__What you will do__. Look through the data below. Pick out the lines holding the string "Tiled".
-- BEGIN Dataset rows --
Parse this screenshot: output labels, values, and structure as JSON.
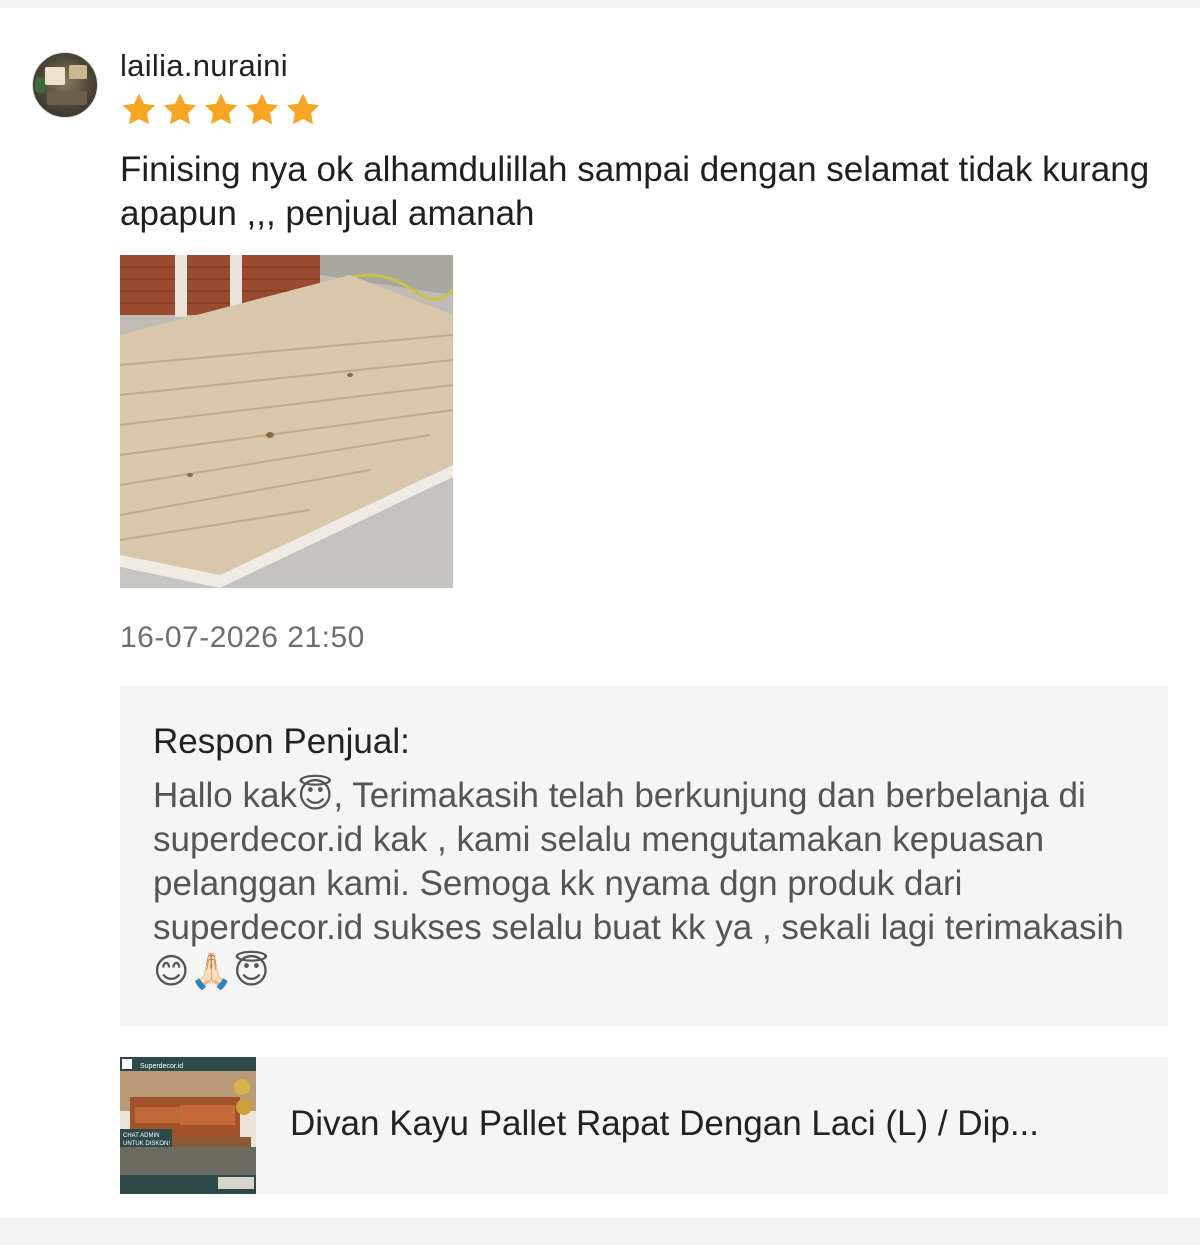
{
  "reviewer": {
    "username": "lailia.nuraini",
    "rating": 5,
    "rating_max": 5
  },
  "review": {
    "text": "Finising nya ok alhamdulillah sampai dengan selamat tidak kurang apapun ,,, penjual amanah",
    "timestamp": "16-07-2026 21:50"
  },
  "seller_reply": {
    "title": "Respon Penjual:",
    "text": "Hallo kak😇, Terimakasih telah berkunjung dan berbelanja di superdecor.id kak , kami selalu mengutamakan kepuasan pelanggan kami. Semoga kk nyama dgn produk dari superdecor.id sukses selalu buat kk ya , sekali lagi terimakasih😊🙏🏻😇"
  },
  "product": {
    "name": "Divan Kayu Pallet Rapat Dengan Laci (L) / Dip...",
    "thumbnail_texts": [
      "Superdecor.id",
      "CHAT ADMIN",
      "UNTUK DISKON!"
    ]
  },
  "colors": {
    "star": "#f6a623",
    "reply_bg": "#f5f5f5",
    "timestamp": "#6e6e6e"
  }
}
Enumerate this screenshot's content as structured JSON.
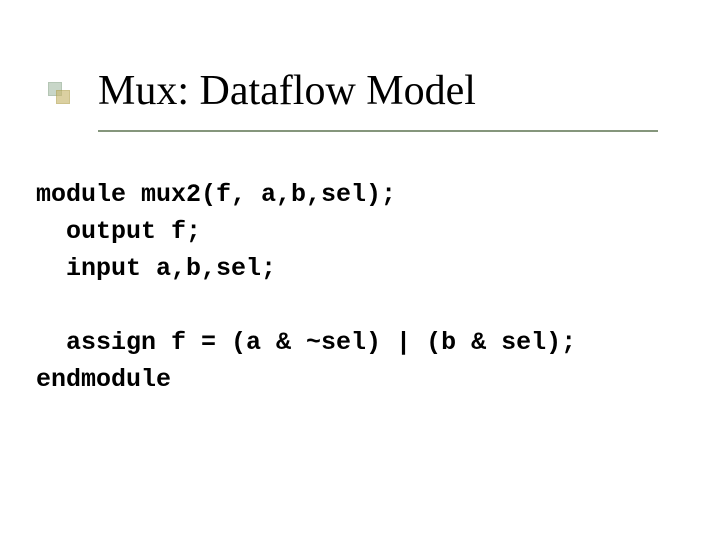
{
  "title": "Mux: Dataflow Model",
  "code": {
    "l1": "module mux2(f, a,b,sel);",
    "l2": "  output f;",
    "l3": "  input a,b,sel;",
    "l4_blank": "",
    "l5": "  assign f = (a & ~sel) | (b & sel);",
    "l6": "endmodule"
  }
}
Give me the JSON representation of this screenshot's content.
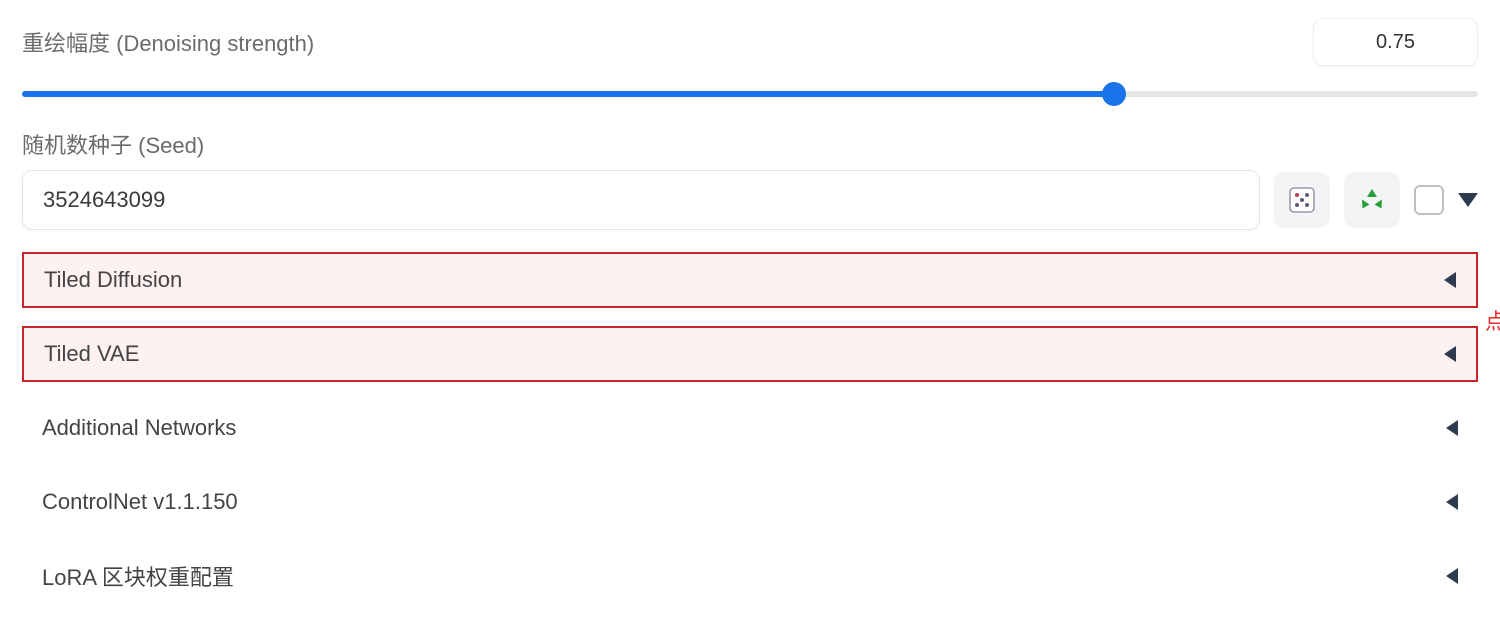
{
  "denoise": {
    "label": "重绘幅度 (Denoising strength)",
    "value": "0.75",
    "percent": 75
  },
  "seed": {
    "label": "随机数种子 (Seed)",
    "value": "3524643099"
  },
  "icons": {
    "dice": "dice-icon",
    "recycle": "recycle-icon"
  },
  "panels": [
    {
      "label": "Tiled Diffusion",
      "highlight": true
    },
    {
      "label": "Tiled VAE",
      "highlight": true
    },
    {
      "label": "Additional Networks",
      "highlight": false
    },
    {
      "label": "ControlNet v1.1.150",
      "highlight": false
    },
    {
      "label": "LoRA 区块权重配置",
      "highlight": false
    }
  ],
  "callout": "点击展开"
}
-- END Dataset rows --
__Complete response__.
      "label": "Tiled Diffusion",
      "label": "Tiled VAE",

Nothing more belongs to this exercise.